* [Exercise details]: Reproduce all of the data exactly, with no line skipped.
-*-
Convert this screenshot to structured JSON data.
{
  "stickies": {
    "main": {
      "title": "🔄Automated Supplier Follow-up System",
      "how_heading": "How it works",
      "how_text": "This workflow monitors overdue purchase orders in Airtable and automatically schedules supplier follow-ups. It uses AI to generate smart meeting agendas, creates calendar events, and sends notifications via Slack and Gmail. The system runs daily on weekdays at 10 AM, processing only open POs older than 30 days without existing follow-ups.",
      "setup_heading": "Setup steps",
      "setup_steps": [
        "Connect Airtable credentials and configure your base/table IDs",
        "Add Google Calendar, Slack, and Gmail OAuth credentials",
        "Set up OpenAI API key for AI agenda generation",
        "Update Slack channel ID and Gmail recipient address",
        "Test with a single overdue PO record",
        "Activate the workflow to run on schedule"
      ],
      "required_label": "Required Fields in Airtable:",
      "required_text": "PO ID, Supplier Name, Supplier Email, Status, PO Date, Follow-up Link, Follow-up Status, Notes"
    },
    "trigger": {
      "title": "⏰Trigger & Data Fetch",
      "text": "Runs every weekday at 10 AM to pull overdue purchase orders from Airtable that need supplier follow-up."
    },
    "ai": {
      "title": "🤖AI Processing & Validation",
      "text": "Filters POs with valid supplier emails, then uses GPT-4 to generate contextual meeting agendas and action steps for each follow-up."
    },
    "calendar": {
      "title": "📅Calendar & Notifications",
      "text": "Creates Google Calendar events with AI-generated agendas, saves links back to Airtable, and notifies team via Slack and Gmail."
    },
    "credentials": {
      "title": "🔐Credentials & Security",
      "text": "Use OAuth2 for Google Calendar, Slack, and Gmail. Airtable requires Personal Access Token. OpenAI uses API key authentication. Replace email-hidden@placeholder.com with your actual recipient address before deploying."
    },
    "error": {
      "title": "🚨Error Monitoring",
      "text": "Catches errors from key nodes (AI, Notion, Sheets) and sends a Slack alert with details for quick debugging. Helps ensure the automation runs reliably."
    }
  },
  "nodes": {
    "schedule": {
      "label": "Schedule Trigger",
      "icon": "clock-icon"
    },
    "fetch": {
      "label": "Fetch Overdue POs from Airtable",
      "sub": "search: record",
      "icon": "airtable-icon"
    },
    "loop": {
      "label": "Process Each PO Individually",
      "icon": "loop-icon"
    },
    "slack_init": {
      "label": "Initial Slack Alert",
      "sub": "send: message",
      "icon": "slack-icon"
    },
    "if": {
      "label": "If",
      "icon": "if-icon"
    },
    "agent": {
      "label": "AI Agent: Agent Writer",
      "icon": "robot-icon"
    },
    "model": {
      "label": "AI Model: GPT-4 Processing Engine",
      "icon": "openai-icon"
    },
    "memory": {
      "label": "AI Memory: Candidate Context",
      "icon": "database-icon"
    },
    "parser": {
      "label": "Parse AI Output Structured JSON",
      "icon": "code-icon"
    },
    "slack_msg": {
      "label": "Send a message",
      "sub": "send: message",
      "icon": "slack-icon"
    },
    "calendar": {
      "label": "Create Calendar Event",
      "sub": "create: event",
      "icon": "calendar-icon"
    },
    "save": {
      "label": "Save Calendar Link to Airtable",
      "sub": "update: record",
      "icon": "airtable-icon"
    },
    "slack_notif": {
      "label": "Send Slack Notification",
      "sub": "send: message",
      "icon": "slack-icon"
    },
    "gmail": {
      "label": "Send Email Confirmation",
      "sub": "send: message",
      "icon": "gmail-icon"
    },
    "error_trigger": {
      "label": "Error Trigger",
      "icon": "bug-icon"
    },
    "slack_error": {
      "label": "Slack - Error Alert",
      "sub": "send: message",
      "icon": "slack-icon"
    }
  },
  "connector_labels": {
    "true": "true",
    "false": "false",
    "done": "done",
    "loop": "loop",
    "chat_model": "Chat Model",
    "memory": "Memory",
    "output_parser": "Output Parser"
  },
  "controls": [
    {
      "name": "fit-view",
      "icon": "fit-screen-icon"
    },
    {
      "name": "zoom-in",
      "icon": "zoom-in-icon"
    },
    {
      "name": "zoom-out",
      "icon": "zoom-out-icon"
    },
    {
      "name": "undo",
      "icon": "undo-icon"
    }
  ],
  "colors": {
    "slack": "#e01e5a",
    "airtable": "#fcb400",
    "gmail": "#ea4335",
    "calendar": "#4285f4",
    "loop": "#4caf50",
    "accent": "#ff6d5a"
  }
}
-*-
* [The solution]:
Convert this screenshot to structured JSON data.
{
  "stickies": {
    "main": {
      "title": "🔄Automated Supplier Follow-up System",
      "how_heading": "How it works",
      "how_text": "This workflow monitors overdue purchase orders in Airtable and automatically schedules supplier follow-ups. It uses AI to generate smart meeting agendas, creates calendar events, and sends notifications via Slack and Gmail. The system runs daily on weekdays at 10 AM, processing only open POs older than 30 days without existing follow-ups.",
      "setup_heading": "Setup steps",
      "setup_steps": [
        "Connect Airtable credentials and configure your base/table IDs",
        "Add Google Calendar, Slack, and Gmail OAuth credentials",
        "Set up OpenAI API key for AI agenda generation",
        "Update Slack channel ID and Gmail recipient address",
        "Test with a single overdue PO record",
        "Activate the workflow to run on schedule"
      ],
      "required_label": "Required Fields in Airtable:",
      "required_text": "PO ID, Supplier Name, Supplier Email, Status, PO Date, Follow-up Link, Follow-up Status, Notes"
    },
    "trigger": {
      "title": "⏰Trigger & Data Fetch",
      "text": "Runs every weekday at 10 AM to pull overdue purchase orders from Airtable that need supplier follow-up."
    },
    "ai": {
      "title": "🤖AI Processing & Validation",
      "text": "Filters POs with valid supplier emails, then uses GPT-4 to generate contextual meeting agendas and action steps for each follow-up."
    },
    "calendar": {
      "title": "📅Calendar & Notifications",
      "text": "Creates Google Calendar events with AI-generated agendas, saves links back to Airtable, and notifies team via Slack and Gmail."
    },
    "credentials": {
      "title": "🔐Credentials & Security",
      "text": "Use OAuth2 for Google Calendar, Slack, and Gmail. Airtable requires Personal Access Token. OpenAI uses API key authentication. Replace email-hidden@placeholder.com with your actual recipient address before deploying."
    },
    "error": {
      "title": "🚨Error Monitoring",
      "text": "Catches errors from key nodes (AI, Notion, Sheets) and sends a Slack alert with details for quick debugging. Helps ensure the automation runs reliably."
    }
  },
  "nodes": {
    "schedule": {
      "label": "Schedule Trigger",
      "icon": "clock-icon"
    },
    "fetch": {
      "label": "Fetch Overdue POs from Airtable",
      "sub": "search: record",
      "icon": "airtable-icon"
    },
    "loop": {
      "label": "Process Each PO Individually",
      "icon": "loop-icon"
    },
    "slack_init": {
      "label": "Initial Slack Alert",
      "sub": "send: message",
      "icon": "slack-icon"
    },
    "if": {
      "label": "If",
      "icon": "if-icon"
    },
    "agent": {
      "label": "AI Agent: Agent Writer",
      "icon": "robot-icon"
    },
    "model": {
      "label": "AI Model: GPT-4 Processing Engine",
      "icon": "openai-icon"
    },
    "memory": {
      "label": "AI Memory: Candidate Context",
      "icon": "database-icon"
    },
    "parser": {
      "label": "Parse AI Output Structured JSON",
      "icon": "code-icon"
    },
    "slack_msg": {
      "label": "Send a message",
      "sub": "send: message",
      "icon": "slack-icon"
    },
    "calendar": {
      "label": "Create Calendar Event",
      "sub": "create: event",
      "icon": "calendar-icon"
    },
    "save": {
      "label": "Save Calendar Link to Airtable",
      "sub": "update: record",
      "icon": "airtable-icon"
    },
    "slack_notif": {
      "label": "Send Slack Notification",
      "sub": "send: message",
      "icon": "slack-icon"
    },
    "gmail": {
      "label": "Send Email Confirmation",
      "sub": "send: message",
      "icon": "gmail-icon"
    },
    "error_trigger": {
      "label": "Error Trigger",
      "icon": "bug-icon"
    },
    "slack_error": {
      "label": "Slack - Error Alert",
      "sub": "send: message",
      "icon": "slack-icon"
    }
  },
  "connector_labels": {
    "true": "true",
    "false": "false",
    "done": "done",
    "loop": "loop",
    "chat_model": "Chat Model",
    "memory": "Memory",
    "output_parser": "Output Parser"
  },
  "controls": [
    {
      "name": "fit-view",
      "icon": "fit-screen-icon"
    },
    {
      "name": "zoom-in",
      "icon": "zoom-in-icon"
    },
    {
      "name": "zoom-out",
      "icon": "zoom-out-icon"
    },
    {
      "name": "undo",
      "icon": "undo-icon"
    }
  ],
  "colors": {
    "slack": "#e01e5a",
    "airtable": "#fcb400",
    "gmail": "#ea4335",
    "calendar": "#4285f4",
    "loop": "#4caf50",
    "accent": "#ff6d5a"
  }
}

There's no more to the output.